## What to work on:
Copy every line from the material below that holds "Institute".

#### Information shown

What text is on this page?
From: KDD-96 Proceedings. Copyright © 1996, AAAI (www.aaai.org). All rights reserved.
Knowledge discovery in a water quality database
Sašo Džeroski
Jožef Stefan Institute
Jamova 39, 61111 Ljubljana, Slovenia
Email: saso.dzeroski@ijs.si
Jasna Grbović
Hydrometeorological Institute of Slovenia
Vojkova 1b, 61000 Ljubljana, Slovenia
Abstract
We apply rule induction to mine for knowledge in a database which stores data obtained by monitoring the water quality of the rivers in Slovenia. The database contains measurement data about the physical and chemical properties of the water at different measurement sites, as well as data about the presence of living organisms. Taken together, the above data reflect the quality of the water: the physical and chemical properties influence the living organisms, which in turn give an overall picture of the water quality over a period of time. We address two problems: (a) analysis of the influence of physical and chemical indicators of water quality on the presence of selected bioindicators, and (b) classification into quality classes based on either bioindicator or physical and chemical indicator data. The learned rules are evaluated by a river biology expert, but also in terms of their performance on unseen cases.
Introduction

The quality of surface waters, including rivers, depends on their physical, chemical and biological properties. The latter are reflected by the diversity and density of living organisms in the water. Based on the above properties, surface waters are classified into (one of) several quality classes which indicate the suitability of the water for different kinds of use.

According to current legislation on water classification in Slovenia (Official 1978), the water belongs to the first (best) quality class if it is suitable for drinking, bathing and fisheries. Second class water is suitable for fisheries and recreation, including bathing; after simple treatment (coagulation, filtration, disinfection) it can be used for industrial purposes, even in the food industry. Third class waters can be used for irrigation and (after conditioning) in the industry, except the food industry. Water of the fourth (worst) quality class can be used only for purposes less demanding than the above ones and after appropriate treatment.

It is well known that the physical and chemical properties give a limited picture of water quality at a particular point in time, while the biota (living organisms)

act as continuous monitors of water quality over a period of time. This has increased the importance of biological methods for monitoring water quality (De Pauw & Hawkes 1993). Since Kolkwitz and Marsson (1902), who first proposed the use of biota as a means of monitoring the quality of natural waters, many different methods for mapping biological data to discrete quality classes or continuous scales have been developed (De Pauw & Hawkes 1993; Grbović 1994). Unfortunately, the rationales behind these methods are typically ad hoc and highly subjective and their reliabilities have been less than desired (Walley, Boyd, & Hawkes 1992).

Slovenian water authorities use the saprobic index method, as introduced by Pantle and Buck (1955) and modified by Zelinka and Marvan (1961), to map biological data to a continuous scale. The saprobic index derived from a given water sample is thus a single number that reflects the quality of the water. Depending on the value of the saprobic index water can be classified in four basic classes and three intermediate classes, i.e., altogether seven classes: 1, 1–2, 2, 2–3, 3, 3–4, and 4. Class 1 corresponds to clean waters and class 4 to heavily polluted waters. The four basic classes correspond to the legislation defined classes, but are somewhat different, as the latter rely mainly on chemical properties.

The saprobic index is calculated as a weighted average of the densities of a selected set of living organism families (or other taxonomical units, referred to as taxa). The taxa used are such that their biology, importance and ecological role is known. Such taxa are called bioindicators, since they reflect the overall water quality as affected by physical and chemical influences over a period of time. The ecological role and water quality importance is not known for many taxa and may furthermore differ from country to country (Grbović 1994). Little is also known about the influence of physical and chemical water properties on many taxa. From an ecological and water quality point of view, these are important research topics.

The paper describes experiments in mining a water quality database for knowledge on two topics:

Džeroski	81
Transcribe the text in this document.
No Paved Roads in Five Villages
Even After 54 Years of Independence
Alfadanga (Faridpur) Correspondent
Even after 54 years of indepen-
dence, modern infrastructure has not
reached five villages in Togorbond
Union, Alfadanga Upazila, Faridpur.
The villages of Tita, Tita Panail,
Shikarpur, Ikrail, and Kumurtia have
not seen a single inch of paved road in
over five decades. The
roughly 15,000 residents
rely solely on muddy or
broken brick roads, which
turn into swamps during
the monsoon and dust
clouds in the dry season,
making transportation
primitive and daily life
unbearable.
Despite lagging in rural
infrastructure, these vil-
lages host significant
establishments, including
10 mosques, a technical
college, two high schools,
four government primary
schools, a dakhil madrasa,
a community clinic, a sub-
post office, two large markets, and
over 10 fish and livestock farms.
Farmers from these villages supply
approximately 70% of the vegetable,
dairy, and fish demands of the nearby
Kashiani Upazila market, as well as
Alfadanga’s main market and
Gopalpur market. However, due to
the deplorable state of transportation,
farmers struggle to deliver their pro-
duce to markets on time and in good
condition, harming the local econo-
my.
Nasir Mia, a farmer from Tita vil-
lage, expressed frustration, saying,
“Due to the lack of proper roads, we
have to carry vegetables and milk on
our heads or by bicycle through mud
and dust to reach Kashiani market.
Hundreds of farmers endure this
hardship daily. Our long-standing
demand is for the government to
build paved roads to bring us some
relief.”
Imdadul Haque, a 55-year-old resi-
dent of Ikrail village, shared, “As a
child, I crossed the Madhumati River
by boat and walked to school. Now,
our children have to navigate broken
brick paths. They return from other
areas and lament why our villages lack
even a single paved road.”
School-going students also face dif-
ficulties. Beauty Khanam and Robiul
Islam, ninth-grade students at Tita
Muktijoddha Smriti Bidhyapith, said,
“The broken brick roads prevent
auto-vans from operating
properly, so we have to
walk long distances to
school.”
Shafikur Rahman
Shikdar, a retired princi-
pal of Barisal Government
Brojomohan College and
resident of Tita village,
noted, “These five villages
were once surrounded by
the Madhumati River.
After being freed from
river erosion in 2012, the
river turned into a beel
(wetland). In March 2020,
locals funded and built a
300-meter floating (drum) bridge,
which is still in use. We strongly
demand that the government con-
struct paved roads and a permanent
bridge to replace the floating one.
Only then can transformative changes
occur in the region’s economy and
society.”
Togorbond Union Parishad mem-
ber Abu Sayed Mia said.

########

## Exercise response:
Jožef Stefan Institute
Hydrometeorological Institute of Slovenia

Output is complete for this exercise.